### SUPPLIED DATA
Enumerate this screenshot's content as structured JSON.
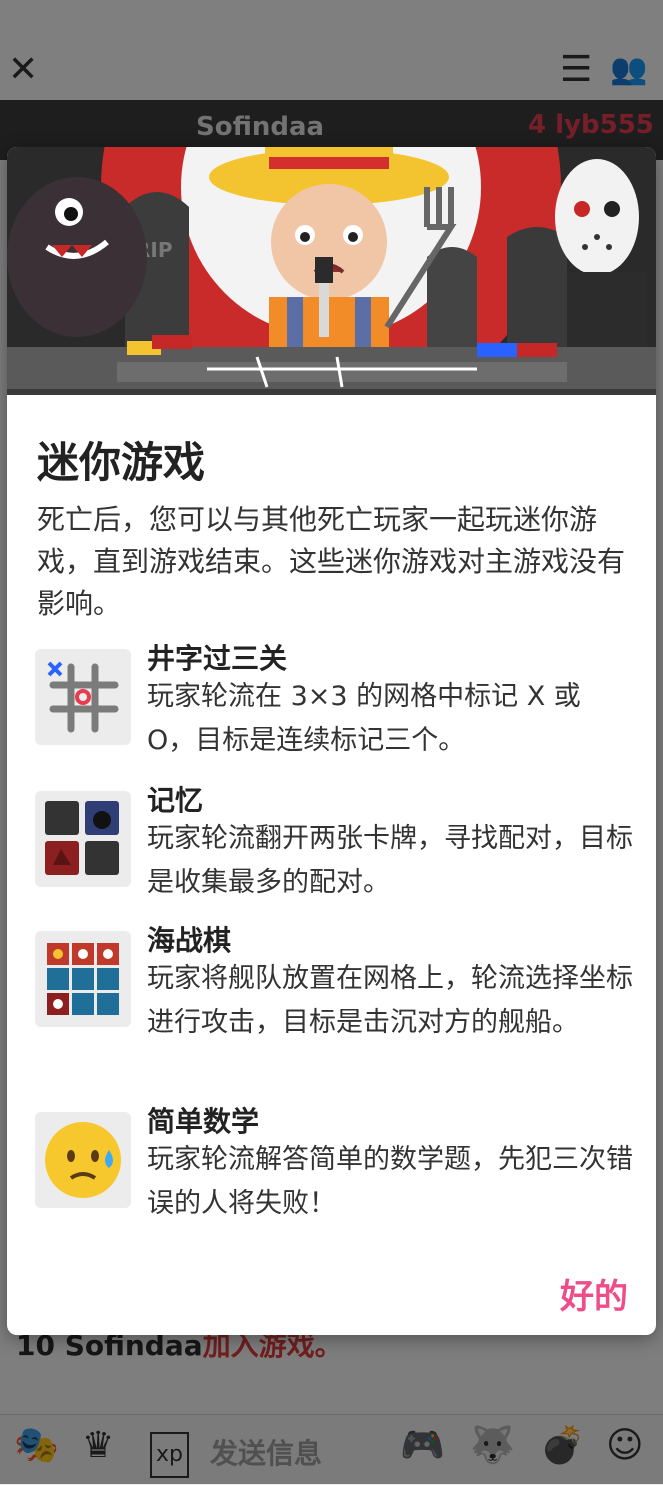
{
  "background": {
    "topbar": {
      "close_icon": "close-icon",
      "menu_icon": "menu-icon",
      "players_icon": "players-icon"
    },
    "strip": {
      "player_name": "Sofindaa",
      "player_tag": "4 lyb555"
    },
    "chat": {
      "player": "10 Sofindaa",
      "message": "加入游戏。"
    },
    "bottombar": {
      "input_placeholder": "发送信息",
      "icons": [
        "mask-icon",
        "crown-icon",
        "xp-icon",
        "gamepad-icon",
        "wolf-icon",
        "grenade-icon",
        "emoji-icon"
      ]
    }
  },
  "modal": {
    "title": "迷你游戏",
    "description": "死亡后，您可以与其他死亡玩家一起玩迷你游戏，直到游戏结束。这些迷你游戏对主游戏没有影响。",
    "games": [
      {
        "name": "井字过三关",
        "description": "玩家轮流在 3×3 的网格中标记 X 或 O，目标是连续标记三个。",
        "icon": "tic-tac-toe-icon"
      },
      {
        "name": "记忆",
        "description": "玩家轮流翻开两张卡牌，寻找配对，目标是收集最多的配对。",
        "icon": "memory-cards-icon"
      },
      {
        "name": "海战棋",
        "description": "玩家将舰队放置在网格上，轮流选择坐标进行攻击，目标是击沉对方的舰船。",
        "icon": "battleship-grid-icon"
      },
      {
        "name": "简单数学",
        "description": "玩家轮流解答简单的数学题，先犯三次错误的人将失败！",
        "icon": "sweating-face-icon"
      }
    ],
    "ok_label": "好的"
  },
  "colors": {
    "accent": "#ee4d8a",
    "overlay": "rgba(0,0,0,0.48)"
  }
}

### WHAT YOU WILL DO
Print every entry above again without changing a word, and omit the pictures.

### TASK RESPONSE
Enumerate this screenshot's content as structured JSON.
{
  "background": {
    "topbar": {
      "close_icon": "close-icon",
      "menu_icon": "menu-icon",
      "players_icon": "players-icon"
    },
    "strip": {
      "player_name": "Sofindaa",
      "player_tag": "4 lyb555"
    },
    "chat": {
      "player": "10 Sofindaa",
      "message": "加入游戏。"
    },
    "bottombar": {
      "input_placeholder": "发送信息",
      "icons": [
        "mask-icon",
        "crown-icon",
        "xp-icon",
        "gamepad-icon",
        "wolf-icon",
        "grenade-icon",
        "emoji-icon"
      ]
    }
  },
  "modal": {
    "title": "迷你游戏",
    "description": "死亡后，您可以与其他死亡玩家一起玩迷你游戏，直到游戏结束。这些迷你游戏对主游戏没有影响。",
    "games": [
      {
        "name": "井字过三关",
        "description": "玩家轮流在 3×3 的网格中标记 X 或 O，目标是连续标记三个。",
        "icon": "tic-tac-toe-icon"
      },
      {
        "name": "记忆",
        "description": "玩家轮流翻开两张卡牌，寻找配对，目标是收集最多的配对。",
        "icon": "memory-cards-icon"
      },
      {
        "name": "海战棋",
        "description": "玩家将舰队放置在网格上，轮流选择坐标进行攻击，目标是击沉对方的舰船。",
        "icon": "battleship-grid-icon"
      },
      {
        "name": "简单数学",
        "description": "玩家轮流解答简单的数学题，先犯三次错误的人将失败！",
        "icon": "sweating-face-icon"
      }
    ],
    "ok_label": "好的"
  },
  "colors": {
    "accent": "#ee4d8a",
    "overlay": "rgba(0,0,0,0.48)"
  }
}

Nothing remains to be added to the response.